*Items from a data source:*

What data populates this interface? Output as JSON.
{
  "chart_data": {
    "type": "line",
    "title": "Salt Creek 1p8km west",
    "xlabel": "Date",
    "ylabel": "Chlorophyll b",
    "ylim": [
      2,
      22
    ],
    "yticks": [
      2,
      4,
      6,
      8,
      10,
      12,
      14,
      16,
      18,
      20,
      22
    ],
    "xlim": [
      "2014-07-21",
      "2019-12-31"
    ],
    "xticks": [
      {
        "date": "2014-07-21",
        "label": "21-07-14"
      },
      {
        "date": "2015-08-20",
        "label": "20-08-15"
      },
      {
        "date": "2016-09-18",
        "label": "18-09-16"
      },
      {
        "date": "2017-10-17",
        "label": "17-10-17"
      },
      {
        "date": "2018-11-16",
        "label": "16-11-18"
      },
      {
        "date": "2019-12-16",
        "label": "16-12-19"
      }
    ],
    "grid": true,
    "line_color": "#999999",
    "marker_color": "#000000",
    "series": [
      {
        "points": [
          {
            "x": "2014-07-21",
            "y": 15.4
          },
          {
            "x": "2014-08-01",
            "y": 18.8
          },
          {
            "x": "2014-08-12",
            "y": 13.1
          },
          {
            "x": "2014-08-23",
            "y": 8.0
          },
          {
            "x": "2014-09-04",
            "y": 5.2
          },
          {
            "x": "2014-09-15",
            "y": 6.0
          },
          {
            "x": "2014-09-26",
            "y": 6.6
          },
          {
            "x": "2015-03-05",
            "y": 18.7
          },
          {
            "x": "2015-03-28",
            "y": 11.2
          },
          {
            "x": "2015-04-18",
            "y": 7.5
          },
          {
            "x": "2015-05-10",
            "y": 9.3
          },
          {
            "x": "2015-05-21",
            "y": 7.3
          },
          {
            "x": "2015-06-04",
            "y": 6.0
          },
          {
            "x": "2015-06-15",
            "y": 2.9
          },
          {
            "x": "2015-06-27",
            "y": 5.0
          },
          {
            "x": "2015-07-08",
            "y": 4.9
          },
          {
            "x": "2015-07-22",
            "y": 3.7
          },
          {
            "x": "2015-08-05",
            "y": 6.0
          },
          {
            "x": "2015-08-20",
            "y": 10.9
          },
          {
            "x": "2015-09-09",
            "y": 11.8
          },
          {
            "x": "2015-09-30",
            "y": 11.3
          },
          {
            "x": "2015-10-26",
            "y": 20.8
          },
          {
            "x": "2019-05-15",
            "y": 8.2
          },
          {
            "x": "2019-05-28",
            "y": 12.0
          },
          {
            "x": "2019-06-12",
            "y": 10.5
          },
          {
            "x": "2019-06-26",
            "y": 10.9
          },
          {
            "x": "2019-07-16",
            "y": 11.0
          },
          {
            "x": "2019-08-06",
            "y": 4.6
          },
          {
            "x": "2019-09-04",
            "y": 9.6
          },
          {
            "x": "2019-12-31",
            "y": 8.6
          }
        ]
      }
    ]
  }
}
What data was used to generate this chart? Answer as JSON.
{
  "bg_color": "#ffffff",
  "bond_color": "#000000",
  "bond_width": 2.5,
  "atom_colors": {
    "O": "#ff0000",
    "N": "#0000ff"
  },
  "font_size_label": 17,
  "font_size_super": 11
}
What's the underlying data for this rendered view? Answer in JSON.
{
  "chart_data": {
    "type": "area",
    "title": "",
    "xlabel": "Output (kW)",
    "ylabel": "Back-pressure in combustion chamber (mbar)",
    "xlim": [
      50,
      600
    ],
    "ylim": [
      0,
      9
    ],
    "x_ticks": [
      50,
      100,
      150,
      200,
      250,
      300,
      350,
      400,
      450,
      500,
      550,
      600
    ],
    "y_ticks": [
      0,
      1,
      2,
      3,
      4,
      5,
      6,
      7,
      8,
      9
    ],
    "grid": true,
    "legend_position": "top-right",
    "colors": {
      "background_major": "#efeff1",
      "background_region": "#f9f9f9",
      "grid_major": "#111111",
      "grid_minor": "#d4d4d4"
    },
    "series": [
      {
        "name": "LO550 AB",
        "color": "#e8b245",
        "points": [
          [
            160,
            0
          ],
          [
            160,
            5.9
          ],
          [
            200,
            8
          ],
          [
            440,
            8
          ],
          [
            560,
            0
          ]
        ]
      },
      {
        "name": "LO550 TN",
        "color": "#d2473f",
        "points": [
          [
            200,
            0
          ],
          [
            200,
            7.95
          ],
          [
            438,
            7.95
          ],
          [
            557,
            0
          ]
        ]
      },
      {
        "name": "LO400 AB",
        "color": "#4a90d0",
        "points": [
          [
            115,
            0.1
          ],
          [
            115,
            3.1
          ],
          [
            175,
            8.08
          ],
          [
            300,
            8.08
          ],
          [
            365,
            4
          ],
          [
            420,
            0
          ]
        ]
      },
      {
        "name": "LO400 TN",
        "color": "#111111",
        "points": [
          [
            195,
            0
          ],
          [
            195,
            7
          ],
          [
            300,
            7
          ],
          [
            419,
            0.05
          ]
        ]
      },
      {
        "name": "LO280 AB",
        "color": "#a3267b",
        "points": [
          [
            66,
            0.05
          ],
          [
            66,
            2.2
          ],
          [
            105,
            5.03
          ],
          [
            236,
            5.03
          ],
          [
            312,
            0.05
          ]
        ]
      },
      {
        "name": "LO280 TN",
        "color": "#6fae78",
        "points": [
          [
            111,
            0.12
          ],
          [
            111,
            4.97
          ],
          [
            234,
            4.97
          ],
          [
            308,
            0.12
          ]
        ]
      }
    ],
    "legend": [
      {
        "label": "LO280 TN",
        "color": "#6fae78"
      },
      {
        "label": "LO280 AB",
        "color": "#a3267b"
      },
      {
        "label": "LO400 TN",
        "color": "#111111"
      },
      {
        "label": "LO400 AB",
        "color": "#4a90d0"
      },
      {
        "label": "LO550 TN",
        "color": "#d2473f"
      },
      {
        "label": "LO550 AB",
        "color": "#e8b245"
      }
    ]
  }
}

*Work to be completed:*
Each entry is to be returned in full, character for character.

*Finished exercise:*
What data populates this interface? Output as JSON.
{
  "chart_data": {
    "type": "line",
    "title": "Salt Creek 1p8km west",
    "xlabel": "Date",
    "ylabel": "Chlorophyll b",
    "ylim": [
      2,
      22
    ],
    "yticks": [
      2,
      4,
      6,
      8,
      10,
      12,
      14,
      16,
      18,
      20,
      22
    ],
    "xlim": [
      "2014-07-21",
      "2019-12-31"
    ],
    "xticks": [
      {
        "date": "2014-07-21",
        "label": "21-07-14"
      },
      {
        "date": "2015-08-20",
        "label": "20-08-15"
      },
      {
        "date": "2016-09-18",
        "label": "18-09-16"
      },
      {
        "date": "2017-10-17",
        "label": "17-10-17"
      },
      {
        "date": "2018-11-16",
        "label": "16-11-18"
      },
      {
        "date": "2019-12-16",
        "label": "16-12-19"
      }
    ],
    "grid": true,
    "line_color": "#999999",
    "marker_color": "#000000",
    "series": [
      {
        "points": [
          {
            "x": "2014-07-21",
            "y": 15.4
          },
          {
            "x": "2014-08-01",
            "y": 18.8
          },
          {
            "x": "2014-08-12",
            "y": 13.1
          },
          {
            "x": "2014-08-23",
            "y": 8.0
          },
          {
            "x": "2014-09-04",
            "y": 5.2
          },
          {
            "x": "2014-09-15",
            "y": 6.0
          },
          {
            "x": "2014-09-26",
            "y": 6.6
          },
          {
            "x": "2015-03-05",
            "y": 18.7
          },
          {
            "x": "2015-03-28",
            "y": 11.2
          },
          {
            "x": "2015-04-18",
            "y": 7.5
          },
          {
            "x": "2015-05-10",
            "y": 9.3
          },
          {
            "x": "2015-05-21",
            "y": 7.3
          },
          {
            "x": "2015-06-04",
            "y": 6.0
          },
          {
            "x": "2015-06-15",
            "y": 2.9
          },
          {
            "x": "2015-06-27",
            "y": 5.0
          },
          {
            "x": "2015-07-08",
            "y": 4.9
          },
          {
            "x": "2015-07-22",
            "y": 3.7
          },
          {
            "x": "2015-08-05",
            "y": 6.0
          },
          {
            "x": "2015-08-20",
            "y": 10.9
          },
          {
            "x": "2015-09-09",
            "y": 11.8
          },
          {
            "x": "2015-09-30",
            "y": 11.3
          },
          {
            "x": "2015-10-26",
            "y": 20.8
          },
          {
            "x": "2019-05-15",
            "y": 8.2
          },
          {
            "x": "2019-05-28",
            "y": 12.0
          },
          {
            "x": "2019-06-12",
            "y": 10.5
          },
          {
            "x": "2019-06-26",
            "y": 10.9
          },
          {
            "x": "2019-07-16",
            "y": 11.0
          },
          {
            "x": "2019-08-06",
            "y": 4.6
          },
          {
            "x": "2019-09-04",
            "y": 9.6
          },
          {
            "x": "2019-12-31",
            "y": 8.6
          }
        ]
      }
    ]
  }
}
What data was used to generate this chart? Answer as JSON.
{
  "bg_color": "#ffffff",
  "bond_color": "#000000",
  "bond_width": 2.5,
  "atom_colors": {
    "O": "#ff0000",
    "N": "#0000ff"
  },
  "font_size_label": 17,
  "font_size_super": 11
}
What's the underlying data for this rendered view? Answer in JSON.
{
  "chart_data": {
    "type": "area",
    "title": "",
    "xlabel": "Output (kW)",
    "ylabel": "Back-pressure in combustion chamber (mbar)",
    "xlim": [
      50,
      600
    ],
    "ylim": [
      0,
      9
    ],
    "x_ticks": [
      50,
      100,
      150,
      200,
      250,
      300,
      350,
      400,
      450,
      500,
      550,
      600
    ],
    "y_ticks": [
      0,
      1,
      2,
      3,
      4,
      5,
      6,
      7,
      8,
      9
    ],
    "grid": true,
    "legend_position": "top-right",
    "colors": {
      "background_major": "#efeff1",
      "background_region": "#f9f9f9",
      "grid_major": "#111111",
      "grid_minor": "#d4d4d4"
    },
    "series": [
      {
        "name": "LO550 AB",
        "color": "#e8b245",
        "points": [
          [
            160,
            0
          ],
          [
            160,
            5.9
          ],
          [
            200,
            8
          ],
          [
            440,
            8
          ],
          [
            560,
            0
          ]
        ]
      },
      {
        "name": "LO550 TN",
        "color": "#d2473f",
        "points": [
          [
            200,
            0
          ],
          [
            200,
            7.95
          ],
          [
            438,
            7.95
          ],
          [
            557,
            0
          ]
        ]
      },
      {
        "name": "LO400 AB",
        "color": "#4a90d0",
        "points": [
          [
            115,
            0.1
          ],
          [
            115,
            3.1
          ],
          [
            175,
            8.08
          ],
          [
            300,
            8.08
          ],
          [
            365,
            4
          ],
          [
            420,
            0
          ]
        ]
      },
      {
        "name": "LO400 TN",
        "color": "#111111",
        "points": [
          [
            195,
            0
          ],
          [
            195,
            7
          ],
          [
            300,
            7
          ],
          [
            419,
            0.05
          ]
        ]
      },
      {
        "name": "LO280 AB",
        "color": "#a3267b",
        "points": [
          [
            66,
            0.05
          ],
          [
            66,
            2.2
          ],
          [
            105,
            5.03
          ],
          [
            236,
            5.03
          ],
          [
            312,
            0.05
          ]
        ]
      },
      {
        "name": "LO280 TN",
        "color": "#6fae78",
        "points": [
          [
            111,
            0.12
          ],
          [
            111,
            4.97
          ],
          [
            234,
            4.97
          ],
          [
            308,
            0.12
          ]
        ]
      }
    ],
    "legend": [
      {
        "label": "LO280 TN",
        "color": "#6fae78"
      },
      {
        "label": "LO280 AB",
        "color": "#a3267b"
      },
      {
        "label": "LO400 TN",
        "color": "#111111"
      },
      {
        "label": "LO400 AB",
        "color": "#4a90d0"
      },
      {
        "label": "LO550 TN",
        "color": "#d2473f"
      },
      {
        "label": "LO550 AB",
        "color": "#e8b245"
      }
    ]
  }
}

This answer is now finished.